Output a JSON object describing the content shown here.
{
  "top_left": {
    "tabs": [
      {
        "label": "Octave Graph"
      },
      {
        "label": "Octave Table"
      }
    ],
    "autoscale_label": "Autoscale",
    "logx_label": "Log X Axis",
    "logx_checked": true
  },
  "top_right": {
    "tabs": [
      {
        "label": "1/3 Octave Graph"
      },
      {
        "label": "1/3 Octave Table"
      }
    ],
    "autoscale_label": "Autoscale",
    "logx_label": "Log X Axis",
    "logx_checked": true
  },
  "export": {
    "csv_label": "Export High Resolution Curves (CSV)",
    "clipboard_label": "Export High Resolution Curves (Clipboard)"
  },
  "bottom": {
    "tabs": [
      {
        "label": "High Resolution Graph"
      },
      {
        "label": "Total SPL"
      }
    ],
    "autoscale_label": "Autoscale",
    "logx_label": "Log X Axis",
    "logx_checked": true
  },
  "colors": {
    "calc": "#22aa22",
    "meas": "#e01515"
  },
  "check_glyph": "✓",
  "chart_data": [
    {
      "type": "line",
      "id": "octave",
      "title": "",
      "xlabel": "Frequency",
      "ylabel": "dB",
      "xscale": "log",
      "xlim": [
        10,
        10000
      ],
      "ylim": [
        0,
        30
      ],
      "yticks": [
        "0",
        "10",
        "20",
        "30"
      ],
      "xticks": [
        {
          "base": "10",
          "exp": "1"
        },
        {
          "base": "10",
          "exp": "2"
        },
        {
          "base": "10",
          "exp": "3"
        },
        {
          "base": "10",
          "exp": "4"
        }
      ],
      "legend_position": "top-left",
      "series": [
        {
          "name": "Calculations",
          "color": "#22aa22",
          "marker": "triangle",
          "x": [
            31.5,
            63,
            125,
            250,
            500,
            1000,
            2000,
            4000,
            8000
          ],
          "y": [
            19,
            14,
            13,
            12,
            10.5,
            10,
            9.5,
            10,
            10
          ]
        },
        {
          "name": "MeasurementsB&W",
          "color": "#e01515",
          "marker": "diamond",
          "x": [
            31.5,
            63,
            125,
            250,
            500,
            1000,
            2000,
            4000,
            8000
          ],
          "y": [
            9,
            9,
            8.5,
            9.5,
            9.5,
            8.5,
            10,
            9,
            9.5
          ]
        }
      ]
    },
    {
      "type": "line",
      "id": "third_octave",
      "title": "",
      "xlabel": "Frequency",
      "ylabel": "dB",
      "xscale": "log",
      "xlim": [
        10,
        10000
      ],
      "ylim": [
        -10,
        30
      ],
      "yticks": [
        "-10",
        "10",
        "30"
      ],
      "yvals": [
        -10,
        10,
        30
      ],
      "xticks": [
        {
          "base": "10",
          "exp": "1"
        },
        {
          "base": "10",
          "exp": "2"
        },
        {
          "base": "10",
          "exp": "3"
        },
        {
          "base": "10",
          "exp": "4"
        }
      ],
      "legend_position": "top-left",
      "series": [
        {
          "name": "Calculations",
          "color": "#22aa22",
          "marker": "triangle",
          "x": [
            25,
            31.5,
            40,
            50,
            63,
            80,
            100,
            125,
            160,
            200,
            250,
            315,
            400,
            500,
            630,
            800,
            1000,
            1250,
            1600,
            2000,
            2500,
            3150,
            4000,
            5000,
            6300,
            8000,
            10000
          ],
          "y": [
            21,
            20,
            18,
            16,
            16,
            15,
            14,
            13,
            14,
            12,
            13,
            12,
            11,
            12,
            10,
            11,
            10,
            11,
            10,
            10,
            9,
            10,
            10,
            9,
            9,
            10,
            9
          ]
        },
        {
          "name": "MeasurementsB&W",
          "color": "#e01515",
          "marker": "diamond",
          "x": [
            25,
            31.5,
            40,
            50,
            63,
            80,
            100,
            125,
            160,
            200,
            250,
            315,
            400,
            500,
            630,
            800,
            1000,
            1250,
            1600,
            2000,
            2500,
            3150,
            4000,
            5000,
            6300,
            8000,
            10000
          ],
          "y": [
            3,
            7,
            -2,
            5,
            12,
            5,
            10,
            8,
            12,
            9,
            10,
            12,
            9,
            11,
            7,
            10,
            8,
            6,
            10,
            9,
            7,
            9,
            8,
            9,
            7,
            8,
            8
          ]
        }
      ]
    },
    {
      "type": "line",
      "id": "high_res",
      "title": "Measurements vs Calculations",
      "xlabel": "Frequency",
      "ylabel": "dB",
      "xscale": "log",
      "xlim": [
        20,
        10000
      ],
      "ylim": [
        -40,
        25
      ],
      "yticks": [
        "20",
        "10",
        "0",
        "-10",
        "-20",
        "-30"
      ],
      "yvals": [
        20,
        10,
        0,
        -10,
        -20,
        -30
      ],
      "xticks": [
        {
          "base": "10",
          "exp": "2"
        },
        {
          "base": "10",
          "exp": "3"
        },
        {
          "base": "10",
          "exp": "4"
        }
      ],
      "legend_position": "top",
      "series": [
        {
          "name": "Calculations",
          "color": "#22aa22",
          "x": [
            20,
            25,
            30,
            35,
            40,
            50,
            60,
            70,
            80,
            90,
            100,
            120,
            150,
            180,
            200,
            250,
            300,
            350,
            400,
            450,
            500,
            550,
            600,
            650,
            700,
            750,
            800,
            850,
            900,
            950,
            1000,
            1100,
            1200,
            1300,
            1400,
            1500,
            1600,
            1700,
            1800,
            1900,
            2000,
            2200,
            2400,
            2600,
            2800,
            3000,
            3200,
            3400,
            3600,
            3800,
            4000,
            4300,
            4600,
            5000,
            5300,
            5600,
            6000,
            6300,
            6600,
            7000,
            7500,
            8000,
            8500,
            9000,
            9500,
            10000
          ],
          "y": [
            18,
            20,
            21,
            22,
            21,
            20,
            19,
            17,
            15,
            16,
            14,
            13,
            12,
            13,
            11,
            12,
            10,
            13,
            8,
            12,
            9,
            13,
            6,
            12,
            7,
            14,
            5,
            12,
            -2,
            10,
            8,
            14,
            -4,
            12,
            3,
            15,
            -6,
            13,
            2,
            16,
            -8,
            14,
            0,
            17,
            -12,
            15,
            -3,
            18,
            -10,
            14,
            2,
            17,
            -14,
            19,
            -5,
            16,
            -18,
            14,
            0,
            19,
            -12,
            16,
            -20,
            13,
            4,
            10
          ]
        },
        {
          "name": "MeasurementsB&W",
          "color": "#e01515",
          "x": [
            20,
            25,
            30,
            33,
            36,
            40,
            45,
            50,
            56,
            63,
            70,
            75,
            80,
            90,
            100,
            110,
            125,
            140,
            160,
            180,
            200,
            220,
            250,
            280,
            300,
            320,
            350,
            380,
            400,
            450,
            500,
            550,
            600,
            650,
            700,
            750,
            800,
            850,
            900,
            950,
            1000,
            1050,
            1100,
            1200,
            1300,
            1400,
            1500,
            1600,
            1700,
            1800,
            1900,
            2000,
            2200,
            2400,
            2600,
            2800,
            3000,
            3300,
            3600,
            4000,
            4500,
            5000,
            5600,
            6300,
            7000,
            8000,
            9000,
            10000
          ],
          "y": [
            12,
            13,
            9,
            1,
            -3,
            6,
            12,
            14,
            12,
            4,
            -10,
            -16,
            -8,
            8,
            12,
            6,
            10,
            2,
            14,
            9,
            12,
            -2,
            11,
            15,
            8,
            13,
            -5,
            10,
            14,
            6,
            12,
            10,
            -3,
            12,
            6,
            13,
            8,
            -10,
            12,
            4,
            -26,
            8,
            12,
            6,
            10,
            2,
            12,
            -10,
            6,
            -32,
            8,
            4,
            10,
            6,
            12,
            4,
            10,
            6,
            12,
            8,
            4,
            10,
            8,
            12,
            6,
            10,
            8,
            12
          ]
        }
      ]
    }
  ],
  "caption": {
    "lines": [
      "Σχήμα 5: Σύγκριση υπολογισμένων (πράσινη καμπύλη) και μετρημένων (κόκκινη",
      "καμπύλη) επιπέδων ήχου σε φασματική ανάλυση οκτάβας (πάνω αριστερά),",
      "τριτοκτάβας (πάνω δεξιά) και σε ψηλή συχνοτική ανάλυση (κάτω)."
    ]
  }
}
========================================
(INSTRUCTIONS TO FOLLOW) Pull every line holding "Resolution" out of the records.

(TASK SOLUTION)
    "csv_label": "Export High Resolution Curves (CSV)",
    "clipboard_label": "Export High Resolution Curves (Clipboard)"
        "label": "High Resolution Graph"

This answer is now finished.